Quoted text.
-- Start --
3.1.1 Latent Space Validation (PCA and Reconstruction Quality)¶

To verify that the Autoencoder learned a meaningful representation of Cuphead’s game states, I performed two forms of validation:

  1. PCA projection of the latent vectors, and
  2. Qualitative inspection of reconstructed images.

These checks confirm that the latent space preserves the visual semantics required for downstream action prediction.

A. PCA Visualization of Latent Space¶

PCA.png

The PCA projection reveals that the Autoencoder’s latent vectors (from the initial 128-dimensional model) form structured clusters that correspond to distinct gameplay states:

  • SHOOT (orange) → tightly clustered in multiple regions
    • Indicates the AE learned to differentiate between boss phases.
    • Especially visible in the rightmost vertical cluster (Carrot phase), meaning the model encodes the boss’s spatial shift upward.
  • IDLE/MOVE (blue) → widely dispersed
    • Reflects high visual diversity in neutral movement frames.
    • Suggests the AE captured environmental variation such as background scrolling and Cuphead’s idle/move poses.
  • JUMP (green) and DASH (red) → appear as local micro-clusters
    • These actions occur during fast transitions.
    • Their separation from IDLE frames indicates that the AE successfully encodes the pose-specific geometry (e.g., Cuphead’s sprite distortion during jump/dash).

The PCA plot confirms that the AE was able to cluster visually distinct segments of the game (boss phases, movement patterns, jump poses). This supports the assumption that the Autoencoder provides an informative and structured latent embedding for the RNN to operate on.

B. Reconstruction Quality (Qualitative Check)¶

reconstruction.png The reconstruction samples confirm that the Autoencoder retains the essential spatial cues required for gameplay:

  • Player character outline is preserved.
  • Projectile shapes remain visible.
    • This is crucial for the RNN to infer projectile velocity across sequences.
  • Boss phase features (Potato/Onion/Carrot faces) remain visually distinct.
Interpretation¶

Although the reconstruction is not pixel-perfect (as expected from a compressed 128-dimensional latent vector), it preserves:

  • Relative geometry,
  • Silhouette information,
  • Projectile position and size, and
  • Key contrast boundaries.

This suggests that the latent representation contains enough detail for the recurrent model to detect:

  • Incoming danger (jump/dash prediction),
  • Boss location changes (Up key behavior),
  • And shoot-hold states.

Conclusion: Validity of the Latent Representation¶

Together, the PCA results and reconstruction examples demonstrate that:

  • The latent space clusters gameplay states meaningfully, forming the basis for phase-dependent actions (e.g., holding Up in Phase 3).
  • Dynamic actions (jump/dash) occupy distinct regions, confirming that the model encodes the short-term geometry needed for reflex actions.
-- End --
Required work.
1. In the latent space validation text above, retype the passage starting at "B. Reconstruction Quality" and ending at "shapes remain visible.".
2. Condense the paragraph of the latent space validation text that begins "The PCA plot confirms that the AE" into a single sentence that keeps its main facts.
3. Summarize the latent space validation text in two sentences.

Data records.
-- Start --
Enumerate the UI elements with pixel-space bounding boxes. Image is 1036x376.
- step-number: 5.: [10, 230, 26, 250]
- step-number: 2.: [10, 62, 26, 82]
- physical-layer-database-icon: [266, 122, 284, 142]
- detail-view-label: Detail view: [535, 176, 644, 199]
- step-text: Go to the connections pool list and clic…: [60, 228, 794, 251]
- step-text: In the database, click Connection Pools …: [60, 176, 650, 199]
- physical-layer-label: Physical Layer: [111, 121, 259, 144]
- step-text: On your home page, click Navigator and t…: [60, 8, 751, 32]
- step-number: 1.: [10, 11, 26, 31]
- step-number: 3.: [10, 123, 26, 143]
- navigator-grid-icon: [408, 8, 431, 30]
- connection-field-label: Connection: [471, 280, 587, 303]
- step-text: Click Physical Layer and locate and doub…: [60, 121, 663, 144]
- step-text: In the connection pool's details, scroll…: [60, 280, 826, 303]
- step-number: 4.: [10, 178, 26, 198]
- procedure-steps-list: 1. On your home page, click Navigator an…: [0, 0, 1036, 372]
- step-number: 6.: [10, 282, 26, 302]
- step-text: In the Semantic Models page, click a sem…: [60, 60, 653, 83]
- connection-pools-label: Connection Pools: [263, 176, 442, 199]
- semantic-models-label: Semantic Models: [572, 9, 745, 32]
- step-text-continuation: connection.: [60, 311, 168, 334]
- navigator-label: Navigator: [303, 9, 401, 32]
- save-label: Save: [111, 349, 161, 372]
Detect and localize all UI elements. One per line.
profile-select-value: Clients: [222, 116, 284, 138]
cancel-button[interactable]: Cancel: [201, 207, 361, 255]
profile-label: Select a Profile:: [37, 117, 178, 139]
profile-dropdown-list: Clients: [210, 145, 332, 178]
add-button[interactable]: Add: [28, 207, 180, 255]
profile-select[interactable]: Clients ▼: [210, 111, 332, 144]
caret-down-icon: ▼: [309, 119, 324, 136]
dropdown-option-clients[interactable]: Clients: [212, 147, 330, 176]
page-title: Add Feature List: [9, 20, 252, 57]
-- End --
Outputs by task.
1.
B. Reconstruction Quality (Qualitative Check)¶

reconstruction.png The reconstruction samples confirm that the Autoencoder retains the essential spatial cues required for gameplay:

  • Player character outline is preserved.
  • Projectile shapes remain visible.

2. The PCA plot shows that the AE clustered visually distinct game segments (boss phases, movement patterns, jump poses), supporting the assumption that the Autoencoder gives the RNN an informative, structured latent embedding.

3. The Autoencoder's representation of Cuphead's game states was validated through a PCA projection of its latent vectors and a qualitative inspection of reconstructed images. The PCA revealed structured clusters matching gameplay states such as SHOOT, IDLE/MOVE, JUMP and DASH, and the reconstructions, though not pixel-perfect, preserved the player outline, projectile shapes and boss phase features, suggesting enough detail for the recurrent model.